## Direction
Pictures aside, write out every record exactly as it appears.

## Data extract
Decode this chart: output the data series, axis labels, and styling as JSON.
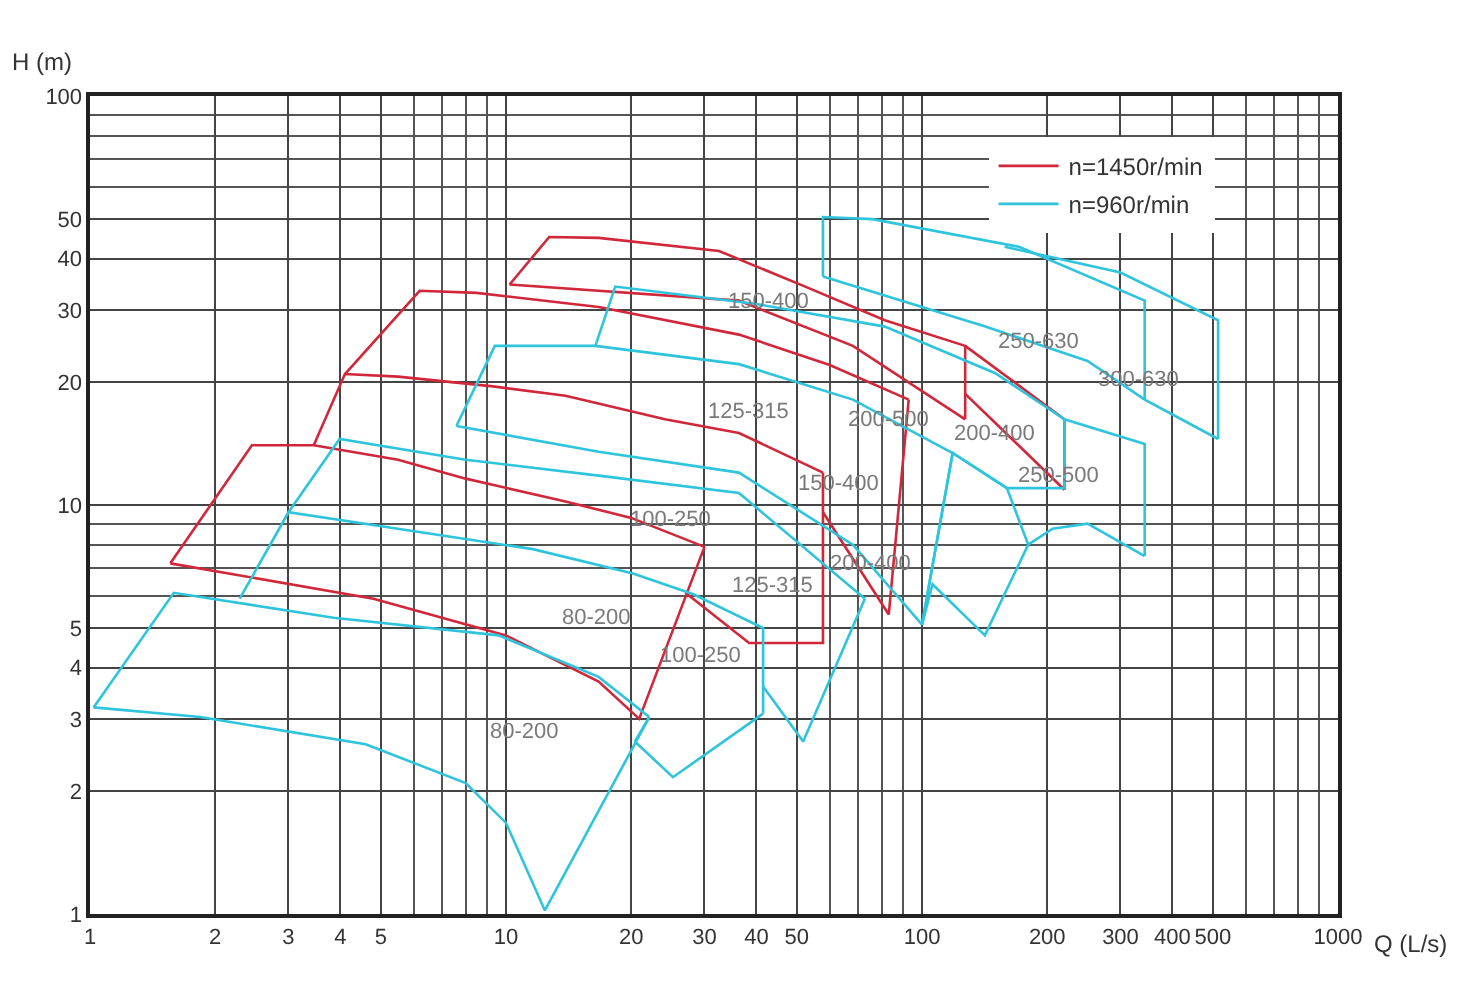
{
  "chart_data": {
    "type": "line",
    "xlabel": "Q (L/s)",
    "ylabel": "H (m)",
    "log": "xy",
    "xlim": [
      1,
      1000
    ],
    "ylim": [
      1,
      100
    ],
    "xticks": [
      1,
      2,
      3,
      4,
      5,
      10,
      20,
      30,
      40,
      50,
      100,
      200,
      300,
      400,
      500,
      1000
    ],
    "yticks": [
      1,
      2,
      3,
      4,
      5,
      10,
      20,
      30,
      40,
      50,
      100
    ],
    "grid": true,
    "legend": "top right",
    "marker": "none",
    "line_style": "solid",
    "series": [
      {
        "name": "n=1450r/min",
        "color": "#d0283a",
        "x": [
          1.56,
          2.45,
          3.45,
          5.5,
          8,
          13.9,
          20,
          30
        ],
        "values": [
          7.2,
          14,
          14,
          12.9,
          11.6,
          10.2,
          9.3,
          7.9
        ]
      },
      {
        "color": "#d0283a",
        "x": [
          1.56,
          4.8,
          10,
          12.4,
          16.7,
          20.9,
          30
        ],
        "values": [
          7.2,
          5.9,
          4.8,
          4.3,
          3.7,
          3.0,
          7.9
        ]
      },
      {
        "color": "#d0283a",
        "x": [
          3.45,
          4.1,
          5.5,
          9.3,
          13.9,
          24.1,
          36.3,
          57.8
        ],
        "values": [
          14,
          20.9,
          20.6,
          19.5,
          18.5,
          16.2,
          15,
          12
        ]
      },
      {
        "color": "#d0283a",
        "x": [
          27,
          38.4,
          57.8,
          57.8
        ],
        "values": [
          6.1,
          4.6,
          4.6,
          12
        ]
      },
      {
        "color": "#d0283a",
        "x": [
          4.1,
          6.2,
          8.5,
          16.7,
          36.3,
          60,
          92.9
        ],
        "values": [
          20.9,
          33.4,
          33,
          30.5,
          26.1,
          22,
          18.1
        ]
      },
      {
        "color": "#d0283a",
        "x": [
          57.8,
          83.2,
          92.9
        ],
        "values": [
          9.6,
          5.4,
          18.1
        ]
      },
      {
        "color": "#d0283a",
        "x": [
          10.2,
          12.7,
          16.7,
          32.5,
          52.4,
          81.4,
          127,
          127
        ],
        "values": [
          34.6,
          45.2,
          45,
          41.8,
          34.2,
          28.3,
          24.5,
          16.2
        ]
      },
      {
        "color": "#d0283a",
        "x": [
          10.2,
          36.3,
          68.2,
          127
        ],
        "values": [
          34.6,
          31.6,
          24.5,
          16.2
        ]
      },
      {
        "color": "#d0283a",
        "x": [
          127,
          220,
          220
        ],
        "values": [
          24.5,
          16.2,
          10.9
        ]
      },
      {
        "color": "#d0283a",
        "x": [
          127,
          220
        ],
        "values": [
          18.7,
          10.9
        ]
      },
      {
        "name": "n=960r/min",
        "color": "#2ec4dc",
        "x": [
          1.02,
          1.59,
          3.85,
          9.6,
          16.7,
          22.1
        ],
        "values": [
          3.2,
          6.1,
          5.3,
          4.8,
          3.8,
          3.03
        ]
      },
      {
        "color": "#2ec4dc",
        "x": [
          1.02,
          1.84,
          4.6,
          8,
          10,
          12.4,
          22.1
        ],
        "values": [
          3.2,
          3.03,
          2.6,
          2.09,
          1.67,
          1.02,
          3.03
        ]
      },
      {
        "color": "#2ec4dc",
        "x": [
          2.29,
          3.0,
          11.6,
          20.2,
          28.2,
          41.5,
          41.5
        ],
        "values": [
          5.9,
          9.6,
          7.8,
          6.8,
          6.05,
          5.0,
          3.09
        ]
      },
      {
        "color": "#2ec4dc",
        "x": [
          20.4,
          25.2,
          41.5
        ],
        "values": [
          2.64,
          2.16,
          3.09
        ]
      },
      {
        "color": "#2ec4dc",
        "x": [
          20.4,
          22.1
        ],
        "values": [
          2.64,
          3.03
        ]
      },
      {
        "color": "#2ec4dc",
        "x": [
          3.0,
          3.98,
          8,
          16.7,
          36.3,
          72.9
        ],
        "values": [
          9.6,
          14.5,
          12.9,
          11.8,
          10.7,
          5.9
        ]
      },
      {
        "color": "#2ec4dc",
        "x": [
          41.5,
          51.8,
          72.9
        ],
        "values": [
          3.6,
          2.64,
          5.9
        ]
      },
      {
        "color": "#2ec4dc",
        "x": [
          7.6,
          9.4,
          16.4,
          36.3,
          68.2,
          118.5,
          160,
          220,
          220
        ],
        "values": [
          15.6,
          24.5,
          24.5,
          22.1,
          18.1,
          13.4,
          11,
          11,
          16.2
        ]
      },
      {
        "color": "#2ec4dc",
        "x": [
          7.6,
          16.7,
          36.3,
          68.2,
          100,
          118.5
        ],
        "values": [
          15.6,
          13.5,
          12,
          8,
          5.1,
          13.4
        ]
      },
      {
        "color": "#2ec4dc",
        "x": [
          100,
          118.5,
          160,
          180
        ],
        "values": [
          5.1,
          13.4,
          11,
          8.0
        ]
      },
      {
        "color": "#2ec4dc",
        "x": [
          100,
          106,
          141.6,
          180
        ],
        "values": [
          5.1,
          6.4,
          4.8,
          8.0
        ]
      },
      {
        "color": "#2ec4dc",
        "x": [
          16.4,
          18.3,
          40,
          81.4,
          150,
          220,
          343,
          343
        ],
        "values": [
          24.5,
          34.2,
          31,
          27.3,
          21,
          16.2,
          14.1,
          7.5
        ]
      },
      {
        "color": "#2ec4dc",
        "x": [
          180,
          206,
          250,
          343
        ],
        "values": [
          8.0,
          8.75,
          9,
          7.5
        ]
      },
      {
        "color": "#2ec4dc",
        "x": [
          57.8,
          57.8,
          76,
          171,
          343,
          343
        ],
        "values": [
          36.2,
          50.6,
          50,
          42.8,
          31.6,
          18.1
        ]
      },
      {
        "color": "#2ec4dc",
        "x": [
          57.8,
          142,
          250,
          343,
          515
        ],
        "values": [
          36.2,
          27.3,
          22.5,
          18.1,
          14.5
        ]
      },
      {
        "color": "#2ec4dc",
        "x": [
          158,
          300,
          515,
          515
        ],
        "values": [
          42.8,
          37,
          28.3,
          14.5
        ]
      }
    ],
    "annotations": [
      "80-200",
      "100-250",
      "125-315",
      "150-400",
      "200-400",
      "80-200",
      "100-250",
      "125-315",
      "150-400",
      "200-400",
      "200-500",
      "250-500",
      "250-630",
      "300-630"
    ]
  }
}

## Task output
Decode this chart: output the data series, axis labels, and styling as JSON.
{
  "chart_data": {
    "type": "line",
    "xlabel": "Q (L/s)",
    "ylabel": "H (m)",
    "log": "xy",
    "xlim": [
      1,
      1000
    ],
    "ylim": [
      1,
      100
    ],
    "xticks": [
      1,
      2,
      3,
      4,
      5,
      10,
      20,
      30,
      40,
      50,
      100,
      200,
      300,
      400,
      500,
      1000
    ],
    "yticks": [
      1,
      2,
      3,
      4,
      5,
      10,
      20,
      30,
      40,
      50,
      100
    ],
    "grid": true,
    "legend": "top right",
    "marker": "none",
    "line_style": "solid",
    "series": [
      {
        "name": "n=1450r/min",
        "color": "#d0283a",
        "x": [
          1.56,
          2.45,
          3.45,
          5.5,
          8,
          13.9,
          20,
          30
        ],
        "values": [
          7.2,
          14,
          14,
          12.9,
          11.6,
          10.2,
          9.3,
          7.9
        ]
      },
      {
        "color": "#d0283a",
        "x": [
          1.56,
          4.8,
          10,
          12.4,
          16.7,
          20.9,
          30
        ],
        "values": [
          7.2,
          5.9,
          4.8,
          4.3,
          3.7,
          3.0,
          7.9
        ]
      },
      {
        "color": "#d0283a",
        "x": [
          3.45,
          4.1,
          5.5,
          9.3,
          13.9,
          24.1,
          36.3,
          57.8
        ],
        "values": [
          14,
          20.9,
          20.6,
          19.5,
          18.5,
          16.2,
          15,
          12
        ]
      },
      {
        "color": "#d0283a",
        "x": [
          27,
          38.4,
          57.8,
          57.8
        ],
        "values": [
          6.1,
          4.6,
          4.6,
          12
        ]
      },
      {
        "color": "#d0283a",
        "x": [
          4.1,
          6.2,
          8.5,
          16.7,
          36.3,
          60,
          92.9
        ],
        "values": [
          20.9,
          33.4,
          33,
          30.5,
          26.1,
          22,
          18.1
        ]
      },
      {
        "color": "#d0283a",
        "x": [
          57.8,
          83.2,
          92.9
        ],
        "values": [
          9.6,
          5.4,
          18.1
        ]
      },
      {
        "color": "#d0283a",
        "x": [
          10.2,
          12.7,
          16.7,
          32.5,
          52.4,
          81.4,
          127,
          127
        ],
        "values": [
          34.6,
          45.2,
          45,
          41.8,
          34.2,
          28.3,
          24.5,
          16.2
        ]
      },
      {
        "color": "#d0283a",
        "x": [
          10.2,
          36.3,
          68.2,
          127
        ],
        "values": [
          34.6,
          31.6,
          24.5,
          16.2
        ]
      },
      {
        "color": "#d0283a",
        "x": [
          127,
          220,
          220
        ],
        "values": [
          24.5,
          16.2,
          10.9
        ]
      },
      {
        "color": "#d0283a",
        "x": [
          127,
          220
        ],
        "values": [
          18.7,
          10.9
        ]
      },
      {
        "name": "n=960r/min",
        "color": "#2ec4dc",
        "x": [
          1.02,
          1.59,
          3.85,
          9.6,
          16.7,
          22.1
        ],
        "values": [
          3.2,
          6.1,
          5.3,
          4.8,
          3.8,
          3.03
        ]
      },
      {
        "color": "#2ec4dc",
        "x": [
          1.02,
          1.84,
          4.6,
          8,
          10,
          12.4,
          22.1
        ],
        "values": [
          3.2,
          3.03,
          2.6,
          2.09,
          1.67,
          1.02,
          3.03
        ]
      },
      {
        "color": "#2ec4dc",
        "x": [
          2.29,
          3.0,
          11.6,
          20.2,
          28.2,
          41.5,
          41.5
        ],
        "values": [
          5.9,
          9.6,
          7.8,
          6.8,
          6.05,
          5.0,
          3.09
        ]
      },
      {
        "color": "#2ec4dc",
        "x": [
          20.4,
          25.2,
          41.5
        ],
        "values": [
          2.64,
          2.16,
          3.09
        ]
      },
      {
        "color": "#2ec4dc",
        "x": [
          20.4,
          22.1
        ],
        "values": [
          2.64,
          3.03
        ]
      },
      {
        "color": "#2ec4dc",
        "x": [
          3.0,
          3.98,
          8,
          16.7,
          36.3,
          72.9
        ],
        "values": [
          9.6,
          14.5,
          12.9,
          11.8,
          10.7,
          5.9
        ]
      },
      {
        "color": "#2ec4dc",
        "x": [
          41.5,
          51.8,
          72.9
        ],
        "values": [
          3.6,
          2.64,
          5.9
        ]
      },
      {
        "color": "#2ec4dc",
        "x": [
          7.6,
          9.4,
          16.4,
          36.3,
          68.2,
          118.5,
          160,
          220,
          220
        ],
        "values": [
          15.6,
          24.5,
          24.5,
          22.1,
          18.1,
          13.4,
          11,
          11,
          16.2
        ]
      },
      {
        "color": "#2ec4dc",
        "x": [
          7.6,
          16.7,
          36.3,
          68.2,
          100,
          118.5
        ],
        "values": [
          15.6,
          13.5,
          12,
          8,
          5.1,
          13.4
        ]
      },
      {
        "color": "#2ec4dc",
        "x": [
          100,
          118.5,
          160,
          180
        ],
        "values": [
          5.1,
          13.4,
          11,
          8.0
        ]
      },
      {
        "color": "#2ec4dc",
        "x": [
          100,
          106,
          141.6,
          180
        ],
        "values": [
          5.1,
          6.4,
          4.8,
          8.0
        ]
      },
      {
        "color": "#2ec4dc",
        "x": [
          16.4,
          18.3,
          40,
          81.4,
          150,
          220,
          343,
          343
        ],
        "values": [
          24.5,
          34.2,
          31,
          27.3,
          21,
          16.2,
          14.1,
          7.5
        ]
      },
      {
        "color": "#2ec4dc",
        "x": [
          180,
          206,
          250,
          343
        ],
        "values": [
          8.0,
          8.75,
          9,
          7.5
        ]
      },
      {
        "color": "#2ec4dc",
        "x": [
          57.8,
          57.8,
          76,
          171,
          343,
          343
        ],
        "values": [
          36.2,
          50.6,
          50,
          42.8,
          31.6,
          18.1
        ]
      },
      {
        "color": "#2ec4dc",
        "x": [
          57.8,
          142,
          250,
          343,
          515
        ],
        "values": [
          36.2,
          27.3,
          22.5,
          18.1,
          14.5
        ]
      },
      {
        "color": "#2ec4dc",
        "x": [
          158,
          300,
          515,
          515
        ],
        "values": [
          42.8,
          37,
          28.3,
          14.5
        ]
      }
    ],
    "annotations": [
      "80-200",
      "100-250",
      "125-315",
      "150-400",
      "200-400",
      "80-200",
      "100-250",
      "125-315",
      "150-400",
      "200-400",
      "200-500",
      "250-500",
      "250-630",
      "300-630"
    ]
  }
}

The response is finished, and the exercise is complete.